(Saved entries)
# # # #

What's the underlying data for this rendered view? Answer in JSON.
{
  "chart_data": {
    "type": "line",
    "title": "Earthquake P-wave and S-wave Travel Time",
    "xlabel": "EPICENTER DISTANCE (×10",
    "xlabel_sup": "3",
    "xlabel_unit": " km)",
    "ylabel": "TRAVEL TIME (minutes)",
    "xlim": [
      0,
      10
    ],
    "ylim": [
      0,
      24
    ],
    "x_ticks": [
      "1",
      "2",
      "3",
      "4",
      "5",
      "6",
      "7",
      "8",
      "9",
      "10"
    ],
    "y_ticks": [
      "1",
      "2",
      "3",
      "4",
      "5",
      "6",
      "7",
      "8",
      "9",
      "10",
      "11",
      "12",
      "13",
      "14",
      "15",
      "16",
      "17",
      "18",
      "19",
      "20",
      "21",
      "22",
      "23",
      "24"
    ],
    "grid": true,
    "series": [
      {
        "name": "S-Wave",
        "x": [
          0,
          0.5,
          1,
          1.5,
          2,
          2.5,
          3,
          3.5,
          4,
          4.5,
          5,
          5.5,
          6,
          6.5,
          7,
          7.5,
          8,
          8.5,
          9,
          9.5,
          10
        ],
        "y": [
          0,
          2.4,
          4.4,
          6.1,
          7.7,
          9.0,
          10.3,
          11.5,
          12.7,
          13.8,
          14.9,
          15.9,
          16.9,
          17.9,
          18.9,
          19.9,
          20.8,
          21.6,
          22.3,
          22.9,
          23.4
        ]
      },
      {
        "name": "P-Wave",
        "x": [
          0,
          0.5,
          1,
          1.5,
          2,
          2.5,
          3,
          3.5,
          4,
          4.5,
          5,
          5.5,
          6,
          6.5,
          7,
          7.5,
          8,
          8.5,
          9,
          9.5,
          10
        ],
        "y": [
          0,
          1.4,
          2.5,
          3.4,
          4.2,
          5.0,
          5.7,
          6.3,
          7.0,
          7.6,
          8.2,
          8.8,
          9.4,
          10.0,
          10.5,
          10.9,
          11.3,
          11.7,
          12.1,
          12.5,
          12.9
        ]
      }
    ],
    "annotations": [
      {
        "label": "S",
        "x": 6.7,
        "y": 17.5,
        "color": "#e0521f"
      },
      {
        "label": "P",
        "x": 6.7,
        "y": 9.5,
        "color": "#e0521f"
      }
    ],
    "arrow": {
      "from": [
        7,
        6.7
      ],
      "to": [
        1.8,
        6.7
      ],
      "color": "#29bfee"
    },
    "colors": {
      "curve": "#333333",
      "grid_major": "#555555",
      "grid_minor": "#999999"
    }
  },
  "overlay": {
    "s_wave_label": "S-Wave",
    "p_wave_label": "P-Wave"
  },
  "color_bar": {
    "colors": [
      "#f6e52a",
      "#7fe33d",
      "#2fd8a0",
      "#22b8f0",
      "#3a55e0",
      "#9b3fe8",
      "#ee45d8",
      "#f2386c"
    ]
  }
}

# # # #

Task instructions = Write the data out again in full and exactly.

Solution for this task =
What's the underlying data for this rendered view? Answer in JSON.
{
  "chart_data": {
    "type": "line",
    "title": "Earthquake P-wave and S-wave Travel Time",
    "xlabel": "EPICENTER DISTANCE (×10",
    "xlabel_sup": "3",
    "xlabel_unit": " km)",
    "ylabel": "TRAVEL TIME (minutes)",
    "xlim": [
      0,
      10
    ],
    "ylim": [
      0,
      24
    ],
    "x_ticks": [
      "1",
      "2",
      "3",
      "4",
      "5",
      "6",
      "7",
      "8",
      "9",
      "10"
    ],
    "y_ticks": [
      "1",
      "2",
      "3",
      "4",
      "5",
      "6",
      "7",
      "8",
      "9",
      "10",
      "11",
      "12",
      "13",
      "14",
      "15",
      "16",
      "17",
      "18",
      "19",
      "20",
      "21",
      "22",
      "23",
      "24"
    ],
    "grid": true,
    "series": [
      {
        "name": "S-Wave",
        "x": [
          0,
          0.5,
          1,
          1.5,
          2,
          2.5,
          3,
          3.5,
          4,
          4.5,
          5,
          5.5,
          6,
          6.5,
          7,
          7.5,
          8,
          8.5,
          9,
          9.5,
          10
        ],
        "y": [
          0,
          2.4,
          4.4,
          6.1,
          7.7,
          9.0,
          10.3,
          11.5,
          12.7,
          13.8,
          14.9,
          15.9,
          16.9,
          17.9,
          18.9,
          19.9,
          20.8,
          21.6,
          22.3,
          22.9,
          23.4
        ]
      },
      {
        "name": "P-Wave",
        "x": [
          0,
          0.5,
          1,
          1.5,
          2,
          2.5,
          3,
          3.5,
          4,
          4.5,
          5,
          5.5,
          6,
          6.5,
          7,
          7.5,
          8,
          8.5,
          9,
          9.5,
          10
        ],
        "y": [
          0,
          1.4,
          2.5,
          3.4,
          4.2,
          5.0,
          5.7,
          6.3,
          7.0,
          7.6,
          8.2,
          8.8,
          9.4,
          10.0,
          10.5,
          10.9,
          11.3,
          11.7,
          12.1,
          12.5,
          12.9
        ]
      }
    ],
    "annotations": [
      {
        "label": "S",
        "x": 6.7,
        "y": 17.5,
        "color": "#e0521f"
      },
      {
        "label": "P",
        "x": 6.7,
        "y": 9.5,
        "color": "#e0521f"
      }
    ],
    "arrow": {
      "from": [
        7,
        6.7
      ],
      "to": [
        1.8,
        6.7
      ],
      "color": "#29bfee"
    },
    "colors": {
      "curve": "#333333",
      "grid_major": "#555555",
      "grid_minor": "#999999"
    }
  },
  "overlay": {
    "s_wave_label": "S-Wave",
    "p_wave_label": "P-Wave"
  },
  "color_bar": {
    "colors": [
      "#f6e52a",
      "#7fe33d",
      "#2fd8a0",
      "#22b8f0",
      "#3a55e0",
      "#9b3fe8",
      "#ee45d8",
      "#f2386c"
    ]
  }
}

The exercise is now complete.